» Extracted entries:
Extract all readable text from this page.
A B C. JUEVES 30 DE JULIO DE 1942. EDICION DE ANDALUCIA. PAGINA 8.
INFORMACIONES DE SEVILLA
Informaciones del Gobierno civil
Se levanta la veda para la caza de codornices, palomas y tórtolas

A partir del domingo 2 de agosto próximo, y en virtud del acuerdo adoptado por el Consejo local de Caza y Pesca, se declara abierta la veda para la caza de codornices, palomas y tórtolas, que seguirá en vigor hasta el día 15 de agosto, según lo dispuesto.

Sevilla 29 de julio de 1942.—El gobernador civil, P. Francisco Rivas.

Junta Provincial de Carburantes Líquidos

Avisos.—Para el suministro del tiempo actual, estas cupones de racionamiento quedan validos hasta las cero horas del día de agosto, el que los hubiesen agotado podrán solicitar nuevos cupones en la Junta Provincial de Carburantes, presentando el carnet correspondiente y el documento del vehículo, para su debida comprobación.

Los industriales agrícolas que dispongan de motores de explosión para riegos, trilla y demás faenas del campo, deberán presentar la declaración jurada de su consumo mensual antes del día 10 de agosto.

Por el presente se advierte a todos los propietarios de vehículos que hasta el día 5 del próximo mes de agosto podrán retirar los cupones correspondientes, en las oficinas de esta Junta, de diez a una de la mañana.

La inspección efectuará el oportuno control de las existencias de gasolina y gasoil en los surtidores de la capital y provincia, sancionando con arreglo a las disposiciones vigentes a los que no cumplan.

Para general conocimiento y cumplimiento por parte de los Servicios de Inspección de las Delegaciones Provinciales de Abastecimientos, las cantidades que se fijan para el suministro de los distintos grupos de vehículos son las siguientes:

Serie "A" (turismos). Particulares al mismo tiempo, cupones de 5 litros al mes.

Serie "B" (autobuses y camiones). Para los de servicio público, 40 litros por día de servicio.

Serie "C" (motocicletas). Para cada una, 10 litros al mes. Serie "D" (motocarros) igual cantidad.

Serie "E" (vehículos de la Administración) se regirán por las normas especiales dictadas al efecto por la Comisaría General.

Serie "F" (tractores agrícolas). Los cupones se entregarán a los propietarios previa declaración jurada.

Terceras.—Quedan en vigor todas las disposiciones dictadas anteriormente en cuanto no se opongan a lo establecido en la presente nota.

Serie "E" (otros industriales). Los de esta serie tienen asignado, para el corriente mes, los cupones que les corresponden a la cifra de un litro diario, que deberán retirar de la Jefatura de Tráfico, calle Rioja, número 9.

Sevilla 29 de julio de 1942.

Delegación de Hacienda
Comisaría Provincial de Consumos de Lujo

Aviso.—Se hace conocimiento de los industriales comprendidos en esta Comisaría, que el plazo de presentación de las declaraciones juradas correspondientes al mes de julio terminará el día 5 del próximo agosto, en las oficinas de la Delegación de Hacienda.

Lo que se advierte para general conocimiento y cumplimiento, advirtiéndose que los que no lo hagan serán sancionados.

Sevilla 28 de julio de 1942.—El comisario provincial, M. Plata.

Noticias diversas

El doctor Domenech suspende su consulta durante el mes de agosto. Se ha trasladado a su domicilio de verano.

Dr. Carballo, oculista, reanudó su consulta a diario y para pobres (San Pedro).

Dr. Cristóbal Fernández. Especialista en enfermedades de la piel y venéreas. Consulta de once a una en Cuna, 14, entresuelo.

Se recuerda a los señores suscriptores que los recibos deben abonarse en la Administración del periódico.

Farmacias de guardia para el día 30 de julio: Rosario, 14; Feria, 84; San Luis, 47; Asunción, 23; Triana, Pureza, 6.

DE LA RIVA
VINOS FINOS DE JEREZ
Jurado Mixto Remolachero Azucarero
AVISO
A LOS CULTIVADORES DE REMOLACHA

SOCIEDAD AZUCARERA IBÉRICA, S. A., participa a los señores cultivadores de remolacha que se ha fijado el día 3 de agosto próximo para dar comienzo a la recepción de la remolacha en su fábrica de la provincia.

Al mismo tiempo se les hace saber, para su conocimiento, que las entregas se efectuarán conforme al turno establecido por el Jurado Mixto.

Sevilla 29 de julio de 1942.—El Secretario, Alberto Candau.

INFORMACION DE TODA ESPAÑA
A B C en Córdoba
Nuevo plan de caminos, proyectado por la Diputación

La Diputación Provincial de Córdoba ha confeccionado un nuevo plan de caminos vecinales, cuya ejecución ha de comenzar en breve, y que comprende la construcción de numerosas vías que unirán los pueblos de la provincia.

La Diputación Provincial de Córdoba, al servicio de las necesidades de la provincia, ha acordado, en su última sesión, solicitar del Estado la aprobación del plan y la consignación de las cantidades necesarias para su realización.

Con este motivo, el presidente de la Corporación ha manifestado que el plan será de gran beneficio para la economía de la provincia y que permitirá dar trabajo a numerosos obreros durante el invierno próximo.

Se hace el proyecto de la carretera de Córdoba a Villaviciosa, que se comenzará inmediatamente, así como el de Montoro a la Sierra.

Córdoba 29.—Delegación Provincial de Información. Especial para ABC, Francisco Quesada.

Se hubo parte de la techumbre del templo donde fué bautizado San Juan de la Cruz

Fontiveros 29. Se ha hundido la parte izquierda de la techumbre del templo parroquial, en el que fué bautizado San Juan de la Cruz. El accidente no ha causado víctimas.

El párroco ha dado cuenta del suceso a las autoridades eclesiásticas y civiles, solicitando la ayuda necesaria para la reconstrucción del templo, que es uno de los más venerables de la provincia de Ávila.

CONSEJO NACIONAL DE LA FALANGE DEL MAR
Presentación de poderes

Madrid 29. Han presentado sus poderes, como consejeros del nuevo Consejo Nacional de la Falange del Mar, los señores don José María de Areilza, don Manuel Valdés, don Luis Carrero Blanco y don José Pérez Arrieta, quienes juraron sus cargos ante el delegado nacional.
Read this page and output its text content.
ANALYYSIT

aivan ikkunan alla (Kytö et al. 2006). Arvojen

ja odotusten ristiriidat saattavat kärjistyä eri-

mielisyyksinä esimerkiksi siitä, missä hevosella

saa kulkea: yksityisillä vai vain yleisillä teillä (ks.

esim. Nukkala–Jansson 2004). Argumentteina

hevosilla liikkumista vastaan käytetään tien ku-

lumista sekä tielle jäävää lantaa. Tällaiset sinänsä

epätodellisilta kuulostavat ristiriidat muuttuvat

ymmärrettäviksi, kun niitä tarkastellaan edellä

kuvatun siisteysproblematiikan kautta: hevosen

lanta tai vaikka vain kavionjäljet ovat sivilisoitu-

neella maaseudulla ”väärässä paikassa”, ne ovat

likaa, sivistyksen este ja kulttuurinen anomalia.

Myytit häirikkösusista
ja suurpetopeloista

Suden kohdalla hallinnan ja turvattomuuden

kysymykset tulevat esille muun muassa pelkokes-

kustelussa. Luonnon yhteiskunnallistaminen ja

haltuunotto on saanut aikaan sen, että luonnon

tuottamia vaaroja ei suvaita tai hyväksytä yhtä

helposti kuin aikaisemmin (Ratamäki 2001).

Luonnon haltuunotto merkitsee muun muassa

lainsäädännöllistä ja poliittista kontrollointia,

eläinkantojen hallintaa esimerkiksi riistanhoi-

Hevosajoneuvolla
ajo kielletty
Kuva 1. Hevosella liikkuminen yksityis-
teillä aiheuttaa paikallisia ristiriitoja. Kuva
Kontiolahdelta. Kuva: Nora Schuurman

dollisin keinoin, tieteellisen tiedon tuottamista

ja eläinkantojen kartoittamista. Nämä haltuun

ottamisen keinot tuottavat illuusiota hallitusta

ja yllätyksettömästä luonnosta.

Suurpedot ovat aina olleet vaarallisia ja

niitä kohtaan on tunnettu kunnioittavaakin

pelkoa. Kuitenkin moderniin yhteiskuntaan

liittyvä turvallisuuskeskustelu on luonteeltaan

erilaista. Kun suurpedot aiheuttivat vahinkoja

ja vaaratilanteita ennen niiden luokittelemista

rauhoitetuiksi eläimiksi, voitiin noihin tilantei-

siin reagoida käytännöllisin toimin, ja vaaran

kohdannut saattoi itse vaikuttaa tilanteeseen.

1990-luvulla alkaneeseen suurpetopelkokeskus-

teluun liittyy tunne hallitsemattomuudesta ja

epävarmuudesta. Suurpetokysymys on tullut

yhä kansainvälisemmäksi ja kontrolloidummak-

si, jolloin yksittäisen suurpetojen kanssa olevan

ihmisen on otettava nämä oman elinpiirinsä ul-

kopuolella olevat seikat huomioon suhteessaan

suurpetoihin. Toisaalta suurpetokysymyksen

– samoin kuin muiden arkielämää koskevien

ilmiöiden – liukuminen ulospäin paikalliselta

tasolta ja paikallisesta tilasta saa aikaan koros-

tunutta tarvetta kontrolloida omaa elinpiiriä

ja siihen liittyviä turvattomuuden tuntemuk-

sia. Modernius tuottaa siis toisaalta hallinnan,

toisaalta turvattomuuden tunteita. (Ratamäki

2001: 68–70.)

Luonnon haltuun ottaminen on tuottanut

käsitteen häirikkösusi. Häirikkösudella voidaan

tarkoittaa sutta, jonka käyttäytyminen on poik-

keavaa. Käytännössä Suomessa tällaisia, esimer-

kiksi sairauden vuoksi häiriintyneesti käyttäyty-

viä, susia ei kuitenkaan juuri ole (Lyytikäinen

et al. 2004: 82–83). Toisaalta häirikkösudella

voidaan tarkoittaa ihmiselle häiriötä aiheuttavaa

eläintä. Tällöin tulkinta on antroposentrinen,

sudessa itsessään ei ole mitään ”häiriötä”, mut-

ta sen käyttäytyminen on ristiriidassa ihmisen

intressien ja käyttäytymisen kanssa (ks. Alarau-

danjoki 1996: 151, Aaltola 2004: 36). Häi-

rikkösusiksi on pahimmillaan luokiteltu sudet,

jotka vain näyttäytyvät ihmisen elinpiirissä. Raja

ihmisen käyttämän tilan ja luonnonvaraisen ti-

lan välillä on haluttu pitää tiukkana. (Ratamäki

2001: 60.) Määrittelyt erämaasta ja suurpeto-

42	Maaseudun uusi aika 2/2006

» What you have to do:
From the material above, gather all lines that include the string "este" and copy them.

» Task solution:
Con este motivo, el presidente de la Corporación ha manifestado que el plan será de gran beneficio para la economía de la provincia y que permitirá dar trabajo a numerosos obreros durante el invierno próximo.
likaa, sivistyksen este ja kulttuurinen anomalia.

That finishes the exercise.